■ SHORT EXERCISE ■
Update the listing from its first line through the line that contains "y-tick [147, 307, 164, 319]", swapping "slice-fringe" for "slice-halo" and leaving everything else unchanged.

Dataset items
*****

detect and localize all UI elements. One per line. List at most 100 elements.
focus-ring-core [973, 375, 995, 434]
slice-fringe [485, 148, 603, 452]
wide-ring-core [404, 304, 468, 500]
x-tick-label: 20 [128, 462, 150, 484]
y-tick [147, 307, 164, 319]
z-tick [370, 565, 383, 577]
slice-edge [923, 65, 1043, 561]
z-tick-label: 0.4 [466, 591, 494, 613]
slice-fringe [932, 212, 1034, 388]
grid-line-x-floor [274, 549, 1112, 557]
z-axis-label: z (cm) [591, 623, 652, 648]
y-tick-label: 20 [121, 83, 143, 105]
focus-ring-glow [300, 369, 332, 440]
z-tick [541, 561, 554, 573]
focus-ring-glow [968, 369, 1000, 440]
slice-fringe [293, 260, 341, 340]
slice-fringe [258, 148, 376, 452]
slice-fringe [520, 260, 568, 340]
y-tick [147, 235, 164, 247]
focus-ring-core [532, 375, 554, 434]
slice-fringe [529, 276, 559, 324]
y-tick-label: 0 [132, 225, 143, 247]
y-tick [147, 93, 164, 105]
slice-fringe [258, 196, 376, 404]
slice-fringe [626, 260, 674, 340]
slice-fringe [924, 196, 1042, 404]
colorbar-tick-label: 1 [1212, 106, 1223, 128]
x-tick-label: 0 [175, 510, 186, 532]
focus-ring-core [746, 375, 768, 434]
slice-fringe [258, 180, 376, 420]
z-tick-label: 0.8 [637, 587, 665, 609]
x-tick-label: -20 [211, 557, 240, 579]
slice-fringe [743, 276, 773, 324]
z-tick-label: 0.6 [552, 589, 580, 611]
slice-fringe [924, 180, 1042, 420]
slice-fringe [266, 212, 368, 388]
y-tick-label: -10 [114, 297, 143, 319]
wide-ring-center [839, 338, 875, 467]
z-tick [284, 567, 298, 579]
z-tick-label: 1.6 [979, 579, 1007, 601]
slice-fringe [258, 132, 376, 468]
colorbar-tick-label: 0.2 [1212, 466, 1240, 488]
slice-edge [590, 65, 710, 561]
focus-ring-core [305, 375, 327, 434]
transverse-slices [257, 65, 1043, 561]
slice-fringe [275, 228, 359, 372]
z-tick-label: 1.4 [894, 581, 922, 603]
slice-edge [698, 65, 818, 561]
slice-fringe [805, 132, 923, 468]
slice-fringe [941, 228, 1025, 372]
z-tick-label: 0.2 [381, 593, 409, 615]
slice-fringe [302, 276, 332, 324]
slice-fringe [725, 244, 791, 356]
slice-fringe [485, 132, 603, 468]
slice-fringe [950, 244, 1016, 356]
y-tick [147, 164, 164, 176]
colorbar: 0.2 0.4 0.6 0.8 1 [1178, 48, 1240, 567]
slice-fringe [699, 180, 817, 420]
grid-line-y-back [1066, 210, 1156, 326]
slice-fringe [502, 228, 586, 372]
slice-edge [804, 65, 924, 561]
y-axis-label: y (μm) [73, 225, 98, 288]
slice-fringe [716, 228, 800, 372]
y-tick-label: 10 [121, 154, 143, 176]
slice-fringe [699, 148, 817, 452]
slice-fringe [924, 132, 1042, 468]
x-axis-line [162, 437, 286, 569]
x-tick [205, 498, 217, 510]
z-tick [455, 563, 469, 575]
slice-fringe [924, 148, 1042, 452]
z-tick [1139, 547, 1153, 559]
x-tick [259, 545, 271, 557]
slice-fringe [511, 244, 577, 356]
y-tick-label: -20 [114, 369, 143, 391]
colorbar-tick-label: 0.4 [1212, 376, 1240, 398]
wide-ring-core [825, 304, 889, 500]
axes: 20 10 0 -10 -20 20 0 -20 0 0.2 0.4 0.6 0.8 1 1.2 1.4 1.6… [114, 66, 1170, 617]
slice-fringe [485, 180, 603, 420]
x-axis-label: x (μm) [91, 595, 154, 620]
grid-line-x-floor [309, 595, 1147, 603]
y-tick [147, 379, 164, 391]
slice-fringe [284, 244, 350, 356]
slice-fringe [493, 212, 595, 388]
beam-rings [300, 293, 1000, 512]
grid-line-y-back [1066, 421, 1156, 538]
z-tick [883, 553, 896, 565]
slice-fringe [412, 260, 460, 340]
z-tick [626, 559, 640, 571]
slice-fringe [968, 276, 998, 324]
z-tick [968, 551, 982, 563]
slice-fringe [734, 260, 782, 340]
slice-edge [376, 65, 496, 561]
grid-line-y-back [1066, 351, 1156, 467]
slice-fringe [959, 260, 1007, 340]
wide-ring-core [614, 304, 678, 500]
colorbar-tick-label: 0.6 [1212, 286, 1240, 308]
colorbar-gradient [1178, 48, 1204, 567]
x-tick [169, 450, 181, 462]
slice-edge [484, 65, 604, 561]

*****

■ EXPECTED OUTPUT ■
detect and localize all UI elements. One per line. List at most 100 elements.
focus-ring-core [973, 375, 995, 434]
slice-halo [485, 148, 603, 452]
wide-ring-core [404, 304, 468, 500]
x-tick-label: 20 [128, 462, 150, 484]
y-tick [147, 307, 164, 319]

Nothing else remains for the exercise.